TO BE DONE
Of all the lines in the records, how many hold the word "rejected"? Answer with the number only.

RAW DATA
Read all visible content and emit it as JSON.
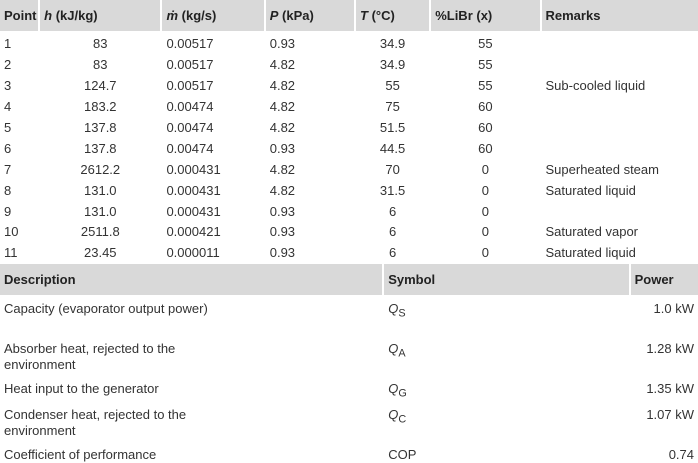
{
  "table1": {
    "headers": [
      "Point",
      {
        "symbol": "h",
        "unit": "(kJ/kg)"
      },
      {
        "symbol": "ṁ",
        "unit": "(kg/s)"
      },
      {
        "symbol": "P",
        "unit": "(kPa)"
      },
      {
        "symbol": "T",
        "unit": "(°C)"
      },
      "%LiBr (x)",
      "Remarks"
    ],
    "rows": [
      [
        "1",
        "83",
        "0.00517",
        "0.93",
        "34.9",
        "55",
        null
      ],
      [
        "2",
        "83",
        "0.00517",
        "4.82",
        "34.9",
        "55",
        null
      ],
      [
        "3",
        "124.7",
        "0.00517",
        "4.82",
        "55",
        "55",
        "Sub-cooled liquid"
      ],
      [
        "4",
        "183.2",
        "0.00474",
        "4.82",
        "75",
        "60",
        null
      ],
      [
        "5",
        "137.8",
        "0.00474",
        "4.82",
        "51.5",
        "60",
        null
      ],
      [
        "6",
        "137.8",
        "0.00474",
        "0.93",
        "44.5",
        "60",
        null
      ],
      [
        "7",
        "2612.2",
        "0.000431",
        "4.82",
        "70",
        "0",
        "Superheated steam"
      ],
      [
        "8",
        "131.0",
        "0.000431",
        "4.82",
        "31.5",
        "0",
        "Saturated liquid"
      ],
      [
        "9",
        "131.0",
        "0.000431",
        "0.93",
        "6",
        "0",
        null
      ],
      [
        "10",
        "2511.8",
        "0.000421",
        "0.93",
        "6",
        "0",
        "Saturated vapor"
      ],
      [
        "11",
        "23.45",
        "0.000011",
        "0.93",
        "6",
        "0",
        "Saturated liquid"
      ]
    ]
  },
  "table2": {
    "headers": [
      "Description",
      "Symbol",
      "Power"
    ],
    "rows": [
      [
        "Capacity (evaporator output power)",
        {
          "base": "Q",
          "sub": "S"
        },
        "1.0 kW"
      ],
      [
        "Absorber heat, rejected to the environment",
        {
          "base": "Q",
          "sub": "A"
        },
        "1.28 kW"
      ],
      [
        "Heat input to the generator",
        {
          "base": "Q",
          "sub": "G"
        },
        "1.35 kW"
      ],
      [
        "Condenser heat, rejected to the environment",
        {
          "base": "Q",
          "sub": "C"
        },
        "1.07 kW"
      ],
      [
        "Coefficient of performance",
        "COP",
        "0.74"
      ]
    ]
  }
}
* * *
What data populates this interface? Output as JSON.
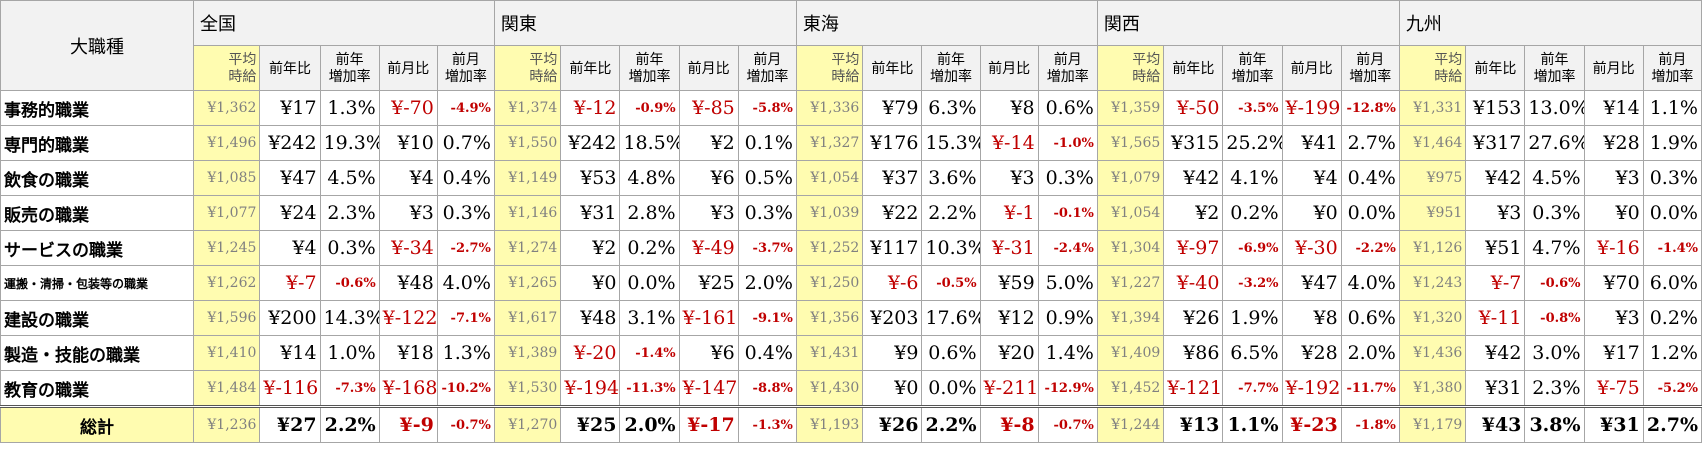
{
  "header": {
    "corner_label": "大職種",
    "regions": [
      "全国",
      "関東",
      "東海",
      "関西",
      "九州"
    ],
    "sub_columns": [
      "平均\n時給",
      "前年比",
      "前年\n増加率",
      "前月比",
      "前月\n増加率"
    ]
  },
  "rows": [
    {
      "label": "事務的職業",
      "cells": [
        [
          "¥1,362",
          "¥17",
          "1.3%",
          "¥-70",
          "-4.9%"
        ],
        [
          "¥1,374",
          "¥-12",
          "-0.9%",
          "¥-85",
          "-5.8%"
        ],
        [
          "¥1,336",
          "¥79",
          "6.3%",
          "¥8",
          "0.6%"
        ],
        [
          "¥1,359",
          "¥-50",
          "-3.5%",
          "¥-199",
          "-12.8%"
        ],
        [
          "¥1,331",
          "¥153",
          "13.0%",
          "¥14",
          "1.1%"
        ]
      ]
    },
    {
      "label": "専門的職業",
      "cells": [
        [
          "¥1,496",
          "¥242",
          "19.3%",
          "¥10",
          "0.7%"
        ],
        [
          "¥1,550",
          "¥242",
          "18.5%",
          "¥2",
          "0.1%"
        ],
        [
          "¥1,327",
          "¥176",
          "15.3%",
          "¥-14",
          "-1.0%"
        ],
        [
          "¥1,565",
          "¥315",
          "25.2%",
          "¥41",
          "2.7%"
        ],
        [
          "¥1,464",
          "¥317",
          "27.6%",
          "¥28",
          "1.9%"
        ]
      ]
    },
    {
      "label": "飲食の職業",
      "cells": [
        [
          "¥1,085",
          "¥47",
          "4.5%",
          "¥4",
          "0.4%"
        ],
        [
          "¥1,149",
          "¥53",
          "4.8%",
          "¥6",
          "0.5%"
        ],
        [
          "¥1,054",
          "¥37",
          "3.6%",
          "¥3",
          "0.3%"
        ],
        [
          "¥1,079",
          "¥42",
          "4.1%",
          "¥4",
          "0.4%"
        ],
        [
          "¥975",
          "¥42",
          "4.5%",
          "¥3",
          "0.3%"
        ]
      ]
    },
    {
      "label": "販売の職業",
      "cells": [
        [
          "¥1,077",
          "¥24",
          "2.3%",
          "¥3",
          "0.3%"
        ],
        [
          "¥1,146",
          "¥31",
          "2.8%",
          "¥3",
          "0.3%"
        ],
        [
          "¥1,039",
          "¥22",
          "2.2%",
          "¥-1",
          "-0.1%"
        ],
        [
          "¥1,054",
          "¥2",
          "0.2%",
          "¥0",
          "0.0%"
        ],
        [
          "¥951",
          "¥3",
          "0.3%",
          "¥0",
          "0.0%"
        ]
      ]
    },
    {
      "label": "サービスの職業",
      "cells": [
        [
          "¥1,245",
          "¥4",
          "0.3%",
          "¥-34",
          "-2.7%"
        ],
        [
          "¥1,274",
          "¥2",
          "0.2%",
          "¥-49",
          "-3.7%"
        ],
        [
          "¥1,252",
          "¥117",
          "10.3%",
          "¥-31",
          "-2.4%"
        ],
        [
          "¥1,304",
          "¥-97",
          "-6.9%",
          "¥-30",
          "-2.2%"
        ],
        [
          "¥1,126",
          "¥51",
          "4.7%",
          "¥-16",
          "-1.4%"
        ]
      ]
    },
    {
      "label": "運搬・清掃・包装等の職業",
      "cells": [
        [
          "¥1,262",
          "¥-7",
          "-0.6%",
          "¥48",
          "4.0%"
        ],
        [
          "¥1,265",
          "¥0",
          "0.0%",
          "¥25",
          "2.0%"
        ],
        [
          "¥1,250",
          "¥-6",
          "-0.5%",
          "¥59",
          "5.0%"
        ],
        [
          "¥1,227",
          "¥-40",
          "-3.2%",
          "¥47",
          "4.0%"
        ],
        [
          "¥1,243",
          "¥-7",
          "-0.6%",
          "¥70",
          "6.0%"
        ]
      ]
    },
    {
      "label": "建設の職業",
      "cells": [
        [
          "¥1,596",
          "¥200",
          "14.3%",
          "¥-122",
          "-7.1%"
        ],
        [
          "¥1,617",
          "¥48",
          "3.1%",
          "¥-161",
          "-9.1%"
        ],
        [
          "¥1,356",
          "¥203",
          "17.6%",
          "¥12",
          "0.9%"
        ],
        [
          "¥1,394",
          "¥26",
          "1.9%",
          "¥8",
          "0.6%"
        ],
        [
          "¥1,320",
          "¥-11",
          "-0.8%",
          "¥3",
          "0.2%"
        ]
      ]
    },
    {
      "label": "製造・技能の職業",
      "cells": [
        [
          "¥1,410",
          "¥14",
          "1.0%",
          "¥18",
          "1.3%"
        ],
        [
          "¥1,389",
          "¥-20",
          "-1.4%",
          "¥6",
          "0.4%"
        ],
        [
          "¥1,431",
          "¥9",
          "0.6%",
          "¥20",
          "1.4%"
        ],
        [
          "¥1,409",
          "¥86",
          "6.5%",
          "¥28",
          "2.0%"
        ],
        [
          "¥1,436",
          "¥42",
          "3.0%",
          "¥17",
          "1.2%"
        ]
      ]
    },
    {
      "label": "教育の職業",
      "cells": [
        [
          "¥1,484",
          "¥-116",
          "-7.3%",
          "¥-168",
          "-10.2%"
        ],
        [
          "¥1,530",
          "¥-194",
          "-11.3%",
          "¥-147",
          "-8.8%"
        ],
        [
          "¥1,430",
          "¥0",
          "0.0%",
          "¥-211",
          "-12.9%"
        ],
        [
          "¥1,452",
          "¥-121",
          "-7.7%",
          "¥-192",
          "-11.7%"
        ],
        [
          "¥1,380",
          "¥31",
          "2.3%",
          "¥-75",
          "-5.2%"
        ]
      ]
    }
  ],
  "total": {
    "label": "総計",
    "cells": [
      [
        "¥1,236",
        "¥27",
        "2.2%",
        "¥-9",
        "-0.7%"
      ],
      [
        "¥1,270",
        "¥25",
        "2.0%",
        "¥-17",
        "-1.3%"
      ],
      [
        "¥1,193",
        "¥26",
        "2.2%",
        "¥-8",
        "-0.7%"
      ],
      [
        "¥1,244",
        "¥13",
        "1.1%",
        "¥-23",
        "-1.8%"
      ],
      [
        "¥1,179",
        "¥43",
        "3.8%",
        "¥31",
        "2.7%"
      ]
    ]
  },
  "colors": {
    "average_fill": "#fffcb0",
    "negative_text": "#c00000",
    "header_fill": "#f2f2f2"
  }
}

SOLVED PROBLEM
2